• PROBLEM REQUIREMENTS:
Look through the listing below and give the number of lines that hold "name". Say nothing more.

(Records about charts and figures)
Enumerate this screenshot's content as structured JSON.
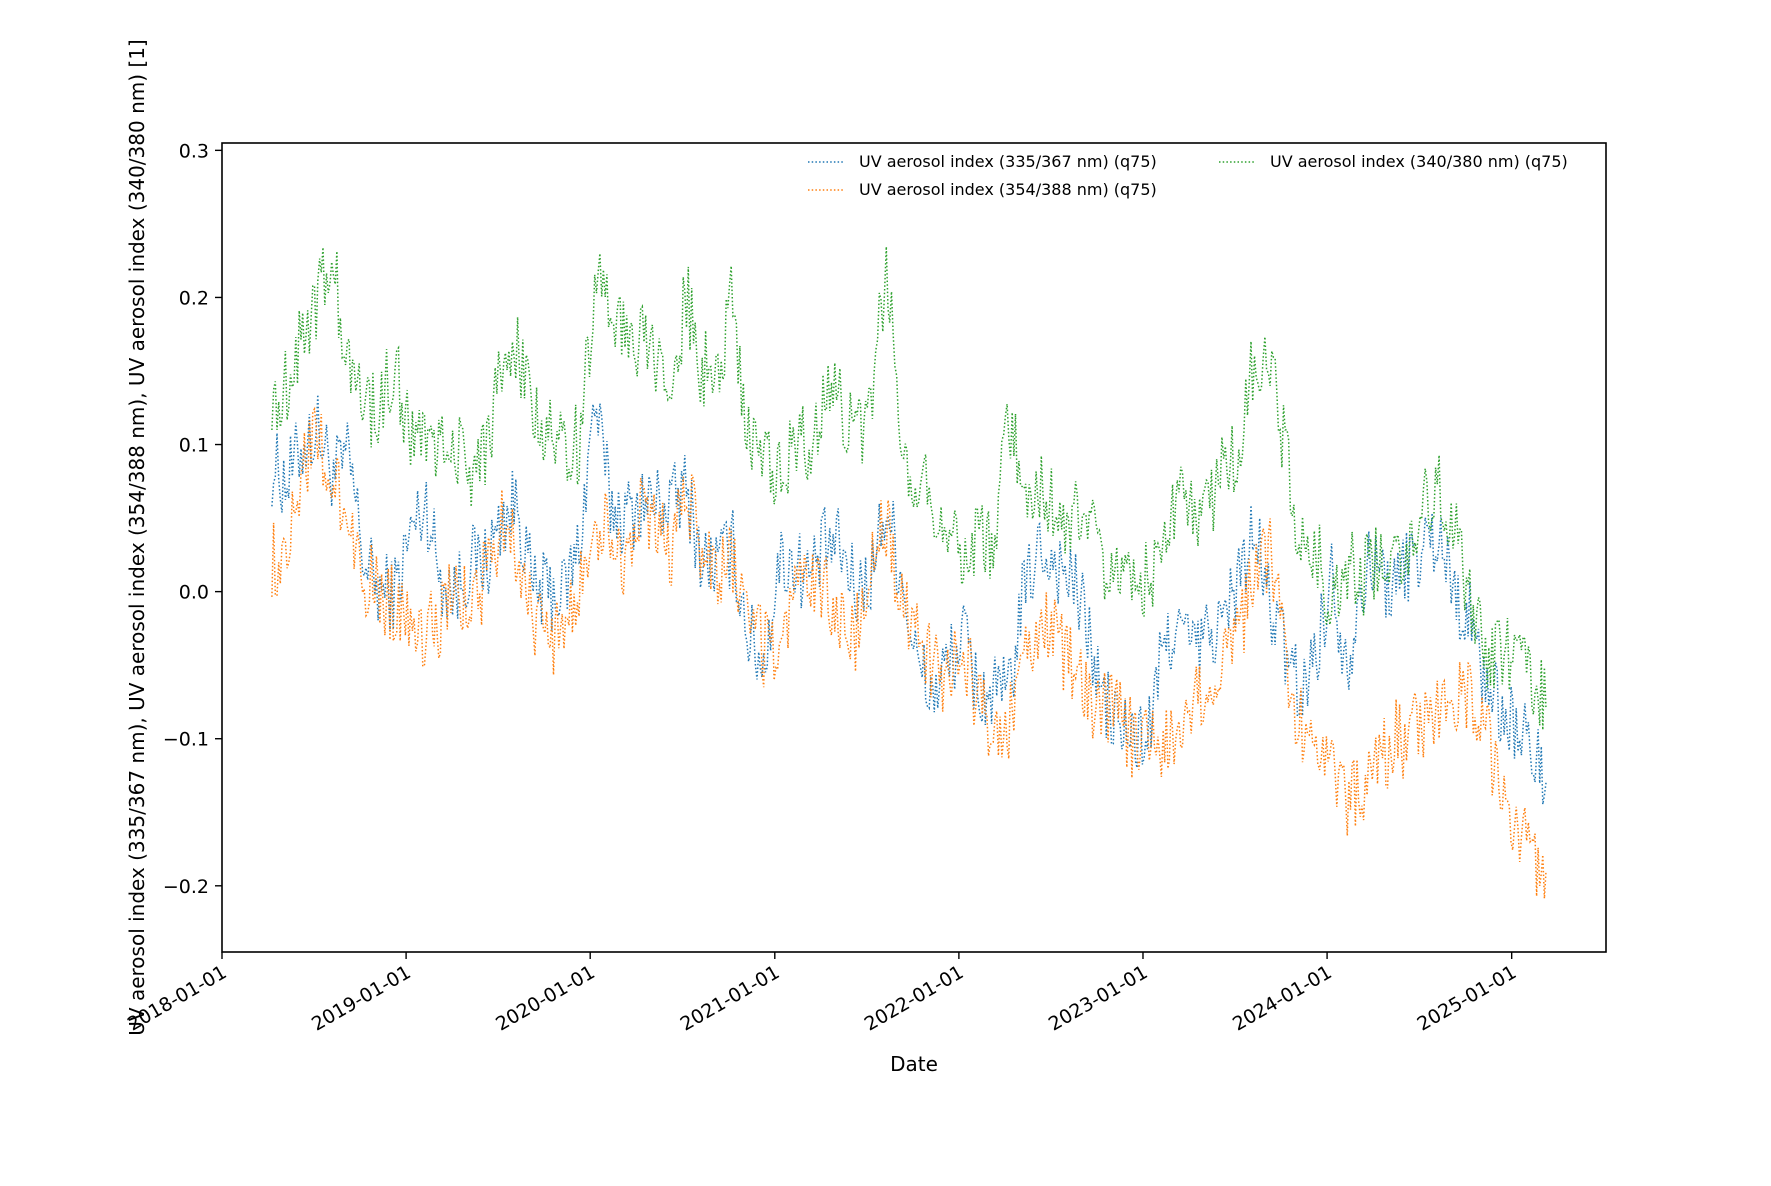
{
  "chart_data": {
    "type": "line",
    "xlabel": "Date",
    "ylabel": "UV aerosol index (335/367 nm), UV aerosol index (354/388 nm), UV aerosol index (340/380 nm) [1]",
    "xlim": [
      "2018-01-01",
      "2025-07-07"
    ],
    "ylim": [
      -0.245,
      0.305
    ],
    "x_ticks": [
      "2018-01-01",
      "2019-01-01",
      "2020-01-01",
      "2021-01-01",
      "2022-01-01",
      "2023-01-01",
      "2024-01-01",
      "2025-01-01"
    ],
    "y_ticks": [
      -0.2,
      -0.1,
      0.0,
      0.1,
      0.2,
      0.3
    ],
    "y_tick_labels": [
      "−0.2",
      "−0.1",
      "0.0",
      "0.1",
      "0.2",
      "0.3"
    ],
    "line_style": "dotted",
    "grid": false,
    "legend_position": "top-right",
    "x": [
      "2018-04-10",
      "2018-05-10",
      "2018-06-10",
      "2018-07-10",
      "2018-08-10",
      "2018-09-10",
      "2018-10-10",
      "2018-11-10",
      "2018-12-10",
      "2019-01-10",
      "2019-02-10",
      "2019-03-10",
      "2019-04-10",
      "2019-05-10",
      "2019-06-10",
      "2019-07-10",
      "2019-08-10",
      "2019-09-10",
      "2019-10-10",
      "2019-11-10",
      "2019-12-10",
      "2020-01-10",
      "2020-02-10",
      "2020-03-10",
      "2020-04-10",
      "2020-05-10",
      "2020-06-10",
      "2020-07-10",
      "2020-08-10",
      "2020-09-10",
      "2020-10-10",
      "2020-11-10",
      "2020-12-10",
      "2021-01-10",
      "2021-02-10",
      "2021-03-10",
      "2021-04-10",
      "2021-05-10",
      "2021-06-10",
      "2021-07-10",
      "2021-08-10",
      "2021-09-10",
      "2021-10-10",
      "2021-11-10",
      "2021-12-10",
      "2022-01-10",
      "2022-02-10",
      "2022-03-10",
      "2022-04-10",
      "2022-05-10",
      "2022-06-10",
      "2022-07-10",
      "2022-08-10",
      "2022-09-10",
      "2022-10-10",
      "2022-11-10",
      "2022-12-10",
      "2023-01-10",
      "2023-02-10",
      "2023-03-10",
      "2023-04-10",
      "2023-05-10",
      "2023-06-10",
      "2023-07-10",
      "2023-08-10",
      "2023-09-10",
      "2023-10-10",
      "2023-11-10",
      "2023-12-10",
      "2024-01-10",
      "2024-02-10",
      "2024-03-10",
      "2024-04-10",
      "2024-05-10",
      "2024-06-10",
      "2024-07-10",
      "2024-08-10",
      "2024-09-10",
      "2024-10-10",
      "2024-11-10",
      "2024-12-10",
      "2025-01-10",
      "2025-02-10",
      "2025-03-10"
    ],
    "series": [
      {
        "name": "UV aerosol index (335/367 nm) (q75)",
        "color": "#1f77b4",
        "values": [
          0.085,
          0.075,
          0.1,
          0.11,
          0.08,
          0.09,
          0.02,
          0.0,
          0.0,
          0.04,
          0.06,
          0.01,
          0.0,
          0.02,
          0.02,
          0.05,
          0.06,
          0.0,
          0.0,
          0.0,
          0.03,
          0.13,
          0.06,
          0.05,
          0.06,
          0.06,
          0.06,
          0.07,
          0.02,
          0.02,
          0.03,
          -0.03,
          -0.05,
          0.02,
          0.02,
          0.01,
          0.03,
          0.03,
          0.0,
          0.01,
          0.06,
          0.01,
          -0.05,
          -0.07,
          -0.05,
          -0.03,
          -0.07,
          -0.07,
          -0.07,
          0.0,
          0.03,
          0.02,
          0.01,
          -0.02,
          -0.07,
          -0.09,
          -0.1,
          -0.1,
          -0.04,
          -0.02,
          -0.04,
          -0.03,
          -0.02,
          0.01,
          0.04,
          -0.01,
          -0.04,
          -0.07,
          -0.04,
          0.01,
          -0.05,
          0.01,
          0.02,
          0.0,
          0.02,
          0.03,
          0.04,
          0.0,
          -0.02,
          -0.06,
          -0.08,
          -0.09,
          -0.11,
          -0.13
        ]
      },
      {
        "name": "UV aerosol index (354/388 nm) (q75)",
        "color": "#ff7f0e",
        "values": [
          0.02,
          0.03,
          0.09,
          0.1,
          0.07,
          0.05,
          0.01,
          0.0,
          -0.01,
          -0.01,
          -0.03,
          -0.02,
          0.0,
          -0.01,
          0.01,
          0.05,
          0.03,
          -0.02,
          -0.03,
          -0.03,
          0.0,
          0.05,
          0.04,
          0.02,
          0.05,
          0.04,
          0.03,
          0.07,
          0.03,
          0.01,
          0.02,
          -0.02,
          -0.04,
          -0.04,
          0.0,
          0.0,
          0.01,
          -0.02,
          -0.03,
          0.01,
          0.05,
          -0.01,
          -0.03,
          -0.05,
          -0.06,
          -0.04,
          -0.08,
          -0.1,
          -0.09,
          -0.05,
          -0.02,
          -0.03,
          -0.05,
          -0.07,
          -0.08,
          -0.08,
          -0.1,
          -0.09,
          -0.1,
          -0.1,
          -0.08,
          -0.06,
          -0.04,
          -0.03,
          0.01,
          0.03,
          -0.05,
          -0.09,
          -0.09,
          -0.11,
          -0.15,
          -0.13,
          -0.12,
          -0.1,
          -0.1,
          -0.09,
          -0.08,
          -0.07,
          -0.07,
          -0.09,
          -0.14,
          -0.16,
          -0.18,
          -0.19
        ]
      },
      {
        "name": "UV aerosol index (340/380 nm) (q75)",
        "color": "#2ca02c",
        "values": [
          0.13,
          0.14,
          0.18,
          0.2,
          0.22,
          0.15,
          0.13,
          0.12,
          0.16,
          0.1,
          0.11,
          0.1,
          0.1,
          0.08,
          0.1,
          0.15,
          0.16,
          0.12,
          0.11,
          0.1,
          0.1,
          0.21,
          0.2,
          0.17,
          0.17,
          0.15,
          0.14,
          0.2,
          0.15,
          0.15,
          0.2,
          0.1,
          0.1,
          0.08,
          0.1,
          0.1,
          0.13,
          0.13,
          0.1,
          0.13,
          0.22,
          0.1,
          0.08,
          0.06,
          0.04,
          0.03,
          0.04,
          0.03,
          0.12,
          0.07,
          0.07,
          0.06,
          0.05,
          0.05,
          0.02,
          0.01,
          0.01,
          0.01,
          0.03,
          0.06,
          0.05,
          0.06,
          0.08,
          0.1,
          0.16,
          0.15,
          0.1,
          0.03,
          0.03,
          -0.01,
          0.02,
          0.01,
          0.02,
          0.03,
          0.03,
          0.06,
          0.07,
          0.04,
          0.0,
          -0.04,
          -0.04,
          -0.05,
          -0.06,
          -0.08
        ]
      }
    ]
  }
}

• WORKED SOLUTION:
3